[Excerpt from a dataset]
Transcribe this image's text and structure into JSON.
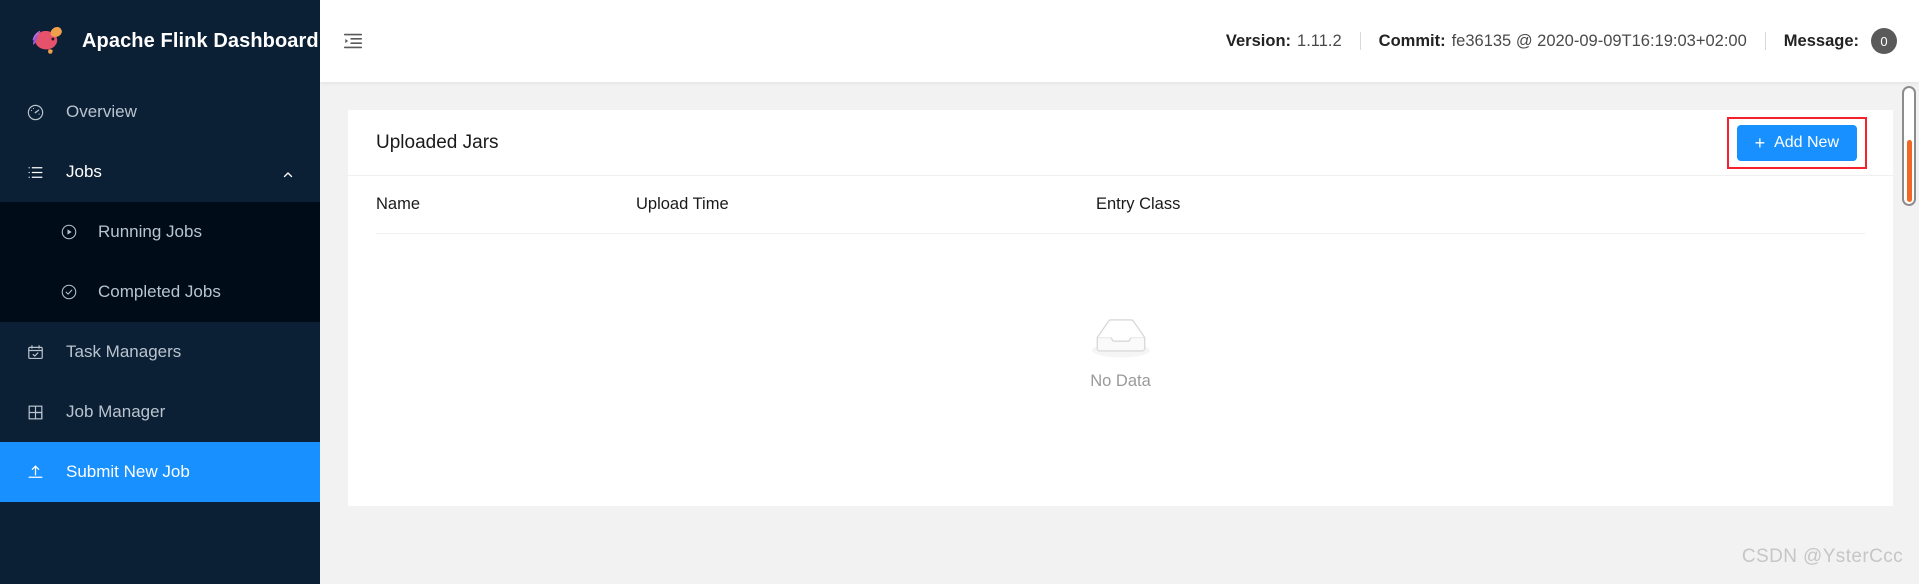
{
  "sidebar": {
    "brand": {
      "title": "Apache Flink Dashboard",
      "logo_icon": "flink-squirrel-logo"
    },
    "items": [
      {
        "label": "Overview",
        "icon": "dashboard-gauge-icon",
        "selected": false,
        "type": "item"
      },
      {
        "label": "Jobs",
        "icon": "list-icon",
        "selected": false,
        "type": "parent",
        "expanded": true,
        "chevron_icon": "chevron-up-icon"
      },
      {
        "label": "Running Jobs",
        "icon": "play-circle-icon",
        "selected": false,
        "type": "sub"
      },
      {
        "label": "Completed Jobs",
        "icon": "check-circle-icon",
        "selected": false,
        "type": "sub"
      },
      {
        "label": "Task Managers",
        "icon": "calendar-check-icon",
        "selected": false,
        "type": "item"
      },
      {
        "label": "Job Manager",
        "icon": "grid-block-icon",
        "selected": false,
        "type": "item"
      },
      {
        "label": "Submit New Job",
        "icon": "upload-icon",
        "selected": true,
        "type": "item"
      }
    ]
  },
  "topbar": {
    "fold_icon": "menu-fold-icon",
    "version_label": "Version:",
    "version_value": "1.11.2",
    "commit_label": "Commit:",
    "commit_value": "fe36135 @ 2020-09-09T16:19:03+02:00",
    "message_label": "Message:",
    "message_count": "0"
  },
  "card": {
    "title": "Uploaded Jars",
    "add_new_label": "Add New",
    "add_new_plus_icon": "plus-icon",
    "highlight_color": "#f5222d",
    "accent_color": "#1890ff",
    "columns": [
      "Name",
      "Upload Time",
      "Entry Class"
    ],
    "rows": [],
    "empty": {
      "icon": "empty-inbox-icon",
      "text": "No Data"
    }
  },
  "watermark": {
    "text": "CSDN @YsterCcc"
  },
  "scrollbar": {
    "thumb_color": "#f26722"
  }
}
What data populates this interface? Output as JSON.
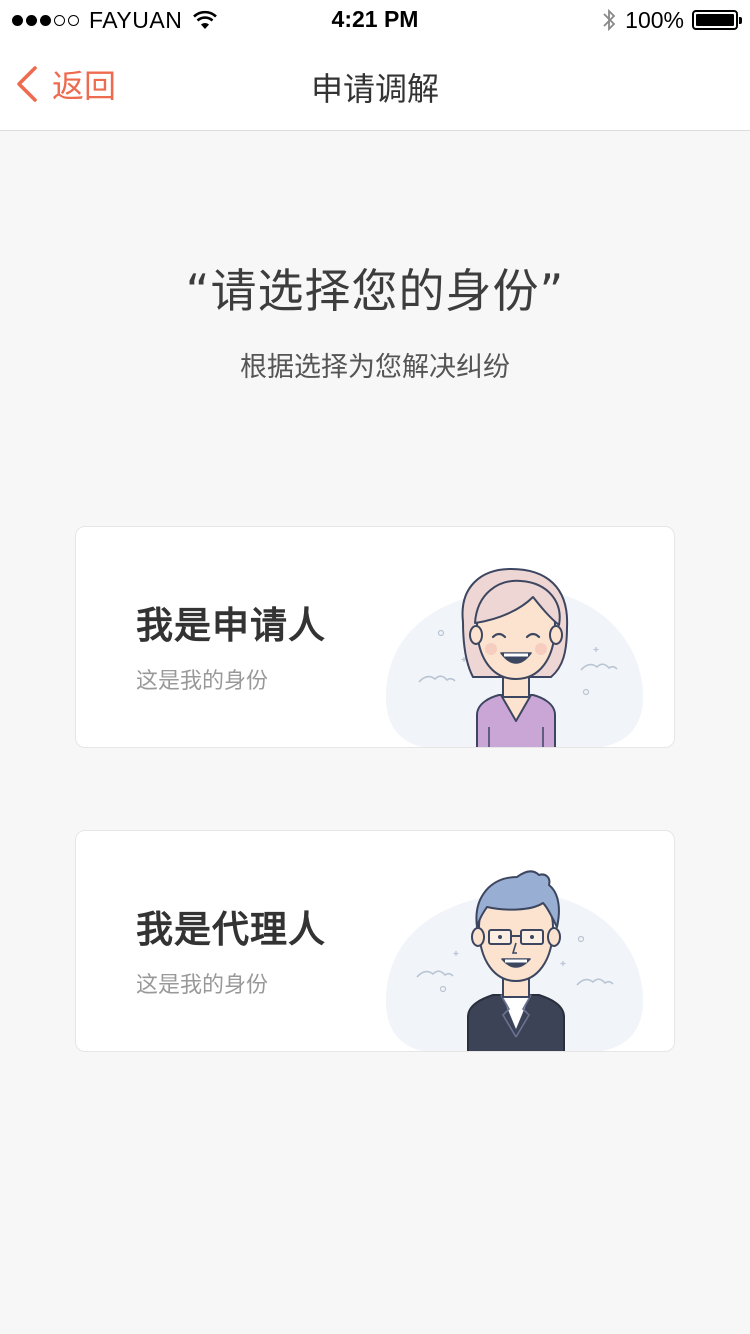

• **AIM OF THE EXERCISE**
Transcribe the records above exactly, leaving out every picture.

• **WORKED SOLUTION**
Transcribe this image's text and structure into JSON.
{
  "sidebar": {
    "brand": {
      "title": "Apache Flink Dashboard",
      "logo_icon": "flink-squirrel-logo"
    },
    "items": [
      {
        "label": "Overview",
        "icon": "dashboard-gauge-icon",
        "selected": false,
        "type": "item"
      },
      {
        "label": "Jobs",
        "icon": "list-icon",
        "selected": false,
        "type": "parent",
        "expanded": true,
        "chevron_icon": "chevron-up-icon"
      },
      {
        "label": "Running Jobs",
        "icon": "play-circle-icon",
        "selected": false,
        "type": "sub"
      },
      {
        "label": "Completed Jobs",
        "icon": "check-circle-icon",
        "selected": false,
        "type": "sub"
      },
      {
        "label": "Task Managers",
        "icon": "calendar-check-icon",
        "selected": false,
        "type": "item"
      },
      {
        "label": "Job Manager",
        "icon": "grid-block-icon",
        "selected": false,
        "type": "item"
      },
      {
        "label": "Submit New Job",
        "icon": "upload-icon",
        "selected": true,
        "type": "item"
      }
    ]
  },
  "topbar": {
    "fold_icon": "menu-fold-icon",
    "version_label": "Version:",
    "version_value": "1.11.2",
    "commit_label": "Commit:",
    "commit_value": "fe36135 @ 2020-09-09T16:19:03+02:00",
    "message_label": "Message:",
    "message_count": "0"
  },
  "card": {
    "title": "Uploaded Jars",
    "add_new_label": "Add New",
    "add_new_plus_icon": "plus-icon",
    "highlight_color": "#f5222d",
    "accent_color": "#1890ff",
    "columns": [
      "Name",
      "Upload Time",
      "Entry Class"
    ],
    "rows": [],
    "empty": {
      "icon": "empty-inbox-icon",
      "text": "No Data"
    }
  },
  "watermark": {
    "text": "CSDN @YsterCcc"
  },
  "scrollbar": {
    "thumb_color": "#f26722"
  }
}
What data populates this interface? Output as JSON.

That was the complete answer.